Records from a data collection –
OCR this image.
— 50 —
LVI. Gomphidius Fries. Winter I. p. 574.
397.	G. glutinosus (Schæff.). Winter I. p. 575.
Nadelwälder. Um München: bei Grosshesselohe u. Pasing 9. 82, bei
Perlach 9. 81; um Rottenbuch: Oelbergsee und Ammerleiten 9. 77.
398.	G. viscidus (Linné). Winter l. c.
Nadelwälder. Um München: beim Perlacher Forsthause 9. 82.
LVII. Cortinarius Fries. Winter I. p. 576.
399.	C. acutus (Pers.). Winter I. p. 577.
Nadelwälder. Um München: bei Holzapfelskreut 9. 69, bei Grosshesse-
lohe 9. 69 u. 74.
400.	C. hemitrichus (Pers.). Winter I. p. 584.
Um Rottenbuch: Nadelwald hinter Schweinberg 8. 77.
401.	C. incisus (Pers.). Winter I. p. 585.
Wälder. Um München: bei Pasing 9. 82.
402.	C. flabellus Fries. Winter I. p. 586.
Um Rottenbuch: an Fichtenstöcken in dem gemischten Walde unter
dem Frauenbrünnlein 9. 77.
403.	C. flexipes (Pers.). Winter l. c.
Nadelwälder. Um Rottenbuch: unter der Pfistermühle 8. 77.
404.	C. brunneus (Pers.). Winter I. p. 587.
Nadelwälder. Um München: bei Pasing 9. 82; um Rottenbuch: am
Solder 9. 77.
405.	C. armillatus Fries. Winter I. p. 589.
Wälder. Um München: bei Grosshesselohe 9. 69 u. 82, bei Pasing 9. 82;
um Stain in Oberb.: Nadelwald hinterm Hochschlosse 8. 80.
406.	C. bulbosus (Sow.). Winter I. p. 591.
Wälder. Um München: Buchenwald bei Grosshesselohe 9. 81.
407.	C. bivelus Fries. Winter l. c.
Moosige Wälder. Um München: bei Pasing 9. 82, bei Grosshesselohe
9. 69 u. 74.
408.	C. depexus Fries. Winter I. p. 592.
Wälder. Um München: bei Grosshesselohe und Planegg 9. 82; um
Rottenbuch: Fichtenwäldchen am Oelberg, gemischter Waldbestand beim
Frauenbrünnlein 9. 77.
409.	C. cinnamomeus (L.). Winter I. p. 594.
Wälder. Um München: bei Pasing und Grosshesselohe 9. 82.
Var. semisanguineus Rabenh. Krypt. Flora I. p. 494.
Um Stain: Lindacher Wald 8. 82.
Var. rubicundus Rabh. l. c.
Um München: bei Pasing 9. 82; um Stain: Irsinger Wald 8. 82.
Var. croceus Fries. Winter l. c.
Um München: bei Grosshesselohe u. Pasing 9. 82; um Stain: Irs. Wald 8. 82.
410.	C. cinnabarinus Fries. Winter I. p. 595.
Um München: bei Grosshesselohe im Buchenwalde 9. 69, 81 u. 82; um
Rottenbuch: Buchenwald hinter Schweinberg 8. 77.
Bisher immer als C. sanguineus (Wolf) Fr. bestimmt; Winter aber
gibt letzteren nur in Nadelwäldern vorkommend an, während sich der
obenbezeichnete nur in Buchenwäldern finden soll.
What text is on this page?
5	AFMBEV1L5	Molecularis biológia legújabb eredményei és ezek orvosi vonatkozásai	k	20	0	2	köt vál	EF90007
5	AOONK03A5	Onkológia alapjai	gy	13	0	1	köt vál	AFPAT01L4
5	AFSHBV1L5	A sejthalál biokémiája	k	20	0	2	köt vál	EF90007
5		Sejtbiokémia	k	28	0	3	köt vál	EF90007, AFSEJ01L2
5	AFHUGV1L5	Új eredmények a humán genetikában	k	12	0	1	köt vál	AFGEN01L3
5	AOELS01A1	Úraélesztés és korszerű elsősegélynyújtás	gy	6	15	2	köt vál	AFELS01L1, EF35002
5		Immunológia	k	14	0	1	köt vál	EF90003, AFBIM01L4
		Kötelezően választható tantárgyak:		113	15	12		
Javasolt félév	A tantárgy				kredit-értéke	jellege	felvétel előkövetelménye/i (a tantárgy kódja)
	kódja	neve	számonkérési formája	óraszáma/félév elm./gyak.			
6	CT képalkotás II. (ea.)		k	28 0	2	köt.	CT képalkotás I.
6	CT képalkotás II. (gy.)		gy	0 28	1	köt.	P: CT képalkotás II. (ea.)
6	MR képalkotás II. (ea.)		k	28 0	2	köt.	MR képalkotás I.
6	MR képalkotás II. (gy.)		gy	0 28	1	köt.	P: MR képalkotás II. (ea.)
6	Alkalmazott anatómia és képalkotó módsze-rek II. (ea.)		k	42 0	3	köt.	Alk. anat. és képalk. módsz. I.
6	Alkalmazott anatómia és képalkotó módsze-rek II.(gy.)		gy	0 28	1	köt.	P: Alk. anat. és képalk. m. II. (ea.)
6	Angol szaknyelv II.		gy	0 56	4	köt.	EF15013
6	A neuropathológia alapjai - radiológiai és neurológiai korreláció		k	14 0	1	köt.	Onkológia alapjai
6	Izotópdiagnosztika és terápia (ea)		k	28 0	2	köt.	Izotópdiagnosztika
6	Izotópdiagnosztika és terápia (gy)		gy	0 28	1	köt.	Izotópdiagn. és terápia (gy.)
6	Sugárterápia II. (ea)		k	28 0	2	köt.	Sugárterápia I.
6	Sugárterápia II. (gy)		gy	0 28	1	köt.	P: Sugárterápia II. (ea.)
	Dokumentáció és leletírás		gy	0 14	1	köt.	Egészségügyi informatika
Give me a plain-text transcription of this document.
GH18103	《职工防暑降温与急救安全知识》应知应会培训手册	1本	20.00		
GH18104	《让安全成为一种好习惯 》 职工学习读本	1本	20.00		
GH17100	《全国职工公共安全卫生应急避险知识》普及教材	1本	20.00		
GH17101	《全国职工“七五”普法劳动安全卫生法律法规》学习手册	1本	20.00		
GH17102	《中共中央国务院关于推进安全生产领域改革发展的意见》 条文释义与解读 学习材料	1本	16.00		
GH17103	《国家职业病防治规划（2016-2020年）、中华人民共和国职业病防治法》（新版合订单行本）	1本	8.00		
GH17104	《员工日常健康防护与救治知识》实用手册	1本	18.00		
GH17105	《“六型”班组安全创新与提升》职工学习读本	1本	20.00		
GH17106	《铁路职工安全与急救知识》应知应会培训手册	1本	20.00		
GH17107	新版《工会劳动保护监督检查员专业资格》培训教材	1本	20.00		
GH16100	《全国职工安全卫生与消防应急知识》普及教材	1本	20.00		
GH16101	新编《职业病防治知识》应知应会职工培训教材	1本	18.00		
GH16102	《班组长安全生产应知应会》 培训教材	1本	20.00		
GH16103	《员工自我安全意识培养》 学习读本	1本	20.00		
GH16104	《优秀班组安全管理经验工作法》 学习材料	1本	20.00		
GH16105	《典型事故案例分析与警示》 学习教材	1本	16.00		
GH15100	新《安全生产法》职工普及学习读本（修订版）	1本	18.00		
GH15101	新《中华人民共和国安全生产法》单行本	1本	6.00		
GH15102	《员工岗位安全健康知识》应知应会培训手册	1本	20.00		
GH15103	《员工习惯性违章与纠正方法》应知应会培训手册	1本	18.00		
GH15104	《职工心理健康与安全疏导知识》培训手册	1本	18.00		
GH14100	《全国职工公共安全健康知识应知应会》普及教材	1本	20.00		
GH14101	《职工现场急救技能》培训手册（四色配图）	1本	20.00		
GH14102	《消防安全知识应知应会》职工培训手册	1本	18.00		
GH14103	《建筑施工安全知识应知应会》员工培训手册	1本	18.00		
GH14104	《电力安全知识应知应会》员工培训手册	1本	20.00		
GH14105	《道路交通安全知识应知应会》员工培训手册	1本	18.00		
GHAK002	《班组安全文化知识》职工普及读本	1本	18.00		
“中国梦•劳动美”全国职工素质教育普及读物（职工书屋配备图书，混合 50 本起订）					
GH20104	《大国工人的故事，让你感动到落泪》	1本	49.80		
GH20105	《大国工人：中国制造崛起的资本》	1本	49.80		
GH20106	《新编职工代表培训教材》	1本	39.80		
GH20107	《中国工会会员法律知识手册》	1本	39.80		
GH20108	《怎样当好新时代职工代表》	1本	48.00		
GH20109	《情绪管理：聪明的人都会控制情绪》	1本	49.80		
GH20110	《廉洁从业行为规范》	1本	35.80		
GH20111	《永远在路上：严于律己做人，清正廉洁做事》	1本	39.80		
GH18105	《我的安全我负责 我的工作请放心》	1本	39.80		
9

PROBLEM – Set down, word for word, every line from the line that holds "Give me a plain-text" to the end of the entries above, including both ends.

RESULT OF THIS EXERCISE –
Give me a plain-text transcription of this document.
GH18103	《职工防暑降温与急救安全知识》应知应会培训手册	1本	20.00		
GH18104	《让安全成为一种好习惯 》 职工学习读本	1本	20.00		
GH17100	《全国职工公共安全卫生应急避险知识》普及教材	1本	20.00		
GH17101	《全国职工“七五”普法劳动安全卫生法律法规》学习手册	1本	20.00		
GH17102	《中共中央国务院关于推进安全生产领域改革发展的意见》 条文释义与解读 学习材料	1本	16.00		
GH17103	《国家职业病防治规划（2016-2020年）、中华人民共和国职业病防治法》（新版合订单行本）	1本	8.00		
GH17104	《员工日常健康防护与救治知识》实用手册	1本	18.00		
GH17105	《“六型”班组安全创新与提升》职工学习读本	1本	20.00		
GH17106	《铁路职工安全与急救知识》应知应会培训手册	1本	20.00		
GH17107	新版《工会劳动保护监督检查员专业资格》培训教材	1本	20.00		
GH16100	《全国职工安全卫生与消防应急知识》普及教材	1本	20.00		
GH16101	新编《职业病防治知识》应知应会职工培训教材	1本	18.00		
GH16102	《班组长安全生产应知应会》 培训教材	1本	20.00		
GH16103	《员工自我安全意识培养》 学习读本	1本	20.00		
GH16104	《优秀班组安全管理经验工作法》 学习材料	1本	20.00		
GH16105	《典型事故案例分析与警示》 学习教材	1本	16.00		
GH15100	新《安全生产法》职工普及学习读本（修订版）	1本	18.00		
GH15101	新《中华人民共和国安全生产法》单行本	1本	6.00		
GH15102	《员工岗位安全健康知识》应知应会培训手册	1本	20.00		
GH15103	《员工习惯性违章与纠正方法》应知应会培训手册	1本	18.00		
GH15104	《职工心理健康与安全疏导知识》培训手册	1本	18.00		
GH14100	《全国职工公共安全健康知识应知应会》普及教材	1本	20.00		
GH14101	《职工现场急救技能》培训手册（四色配图）	1本	20.00		
GH14102	《消防安全知识应知应会》职工培训手册	1本	18.00		
GH14103	《建筑施工安全知识应知应会》员工培训手册	1本	18.00		
GH14104	《电力安全知识应知应会》员工培训手册	1本	20.00		
GH14105	《道路交通安全知识应知应会》员工培训手册	1本	18.00		
GHAK002	《班组安全文化知识》职工普及读本	1本	18.00		
“中国梦•劳动美”全国职工素质教育普及读物（职工书屋配备图书，混合 50 本起订）					
GH20104	《大国工人的故事，让你感动到落泪》	1本	49.80		
GH20105	《大国工人：中国制造崛起的资本》	1本	49.80		
GH20106	《新编职工代表培训教材》	1本	39.80		
GH20107	《中国工会会员法律知识手册》	1本	39.80		
GH20108	《怎样当好新时代职工代表》	1本	48.00		
GH20109	《情绪管理：聪明的人都会控制情绪》	1本	49.80		
GH20110	《廉洁从业行为规范》	1本	35.80		
GH20111	《永远在路上：严于律己做人，清正廉洁做事》	1本	39.80		
GH18105	《我的安全我负责 我的工作请放心》	1本	39.80		
9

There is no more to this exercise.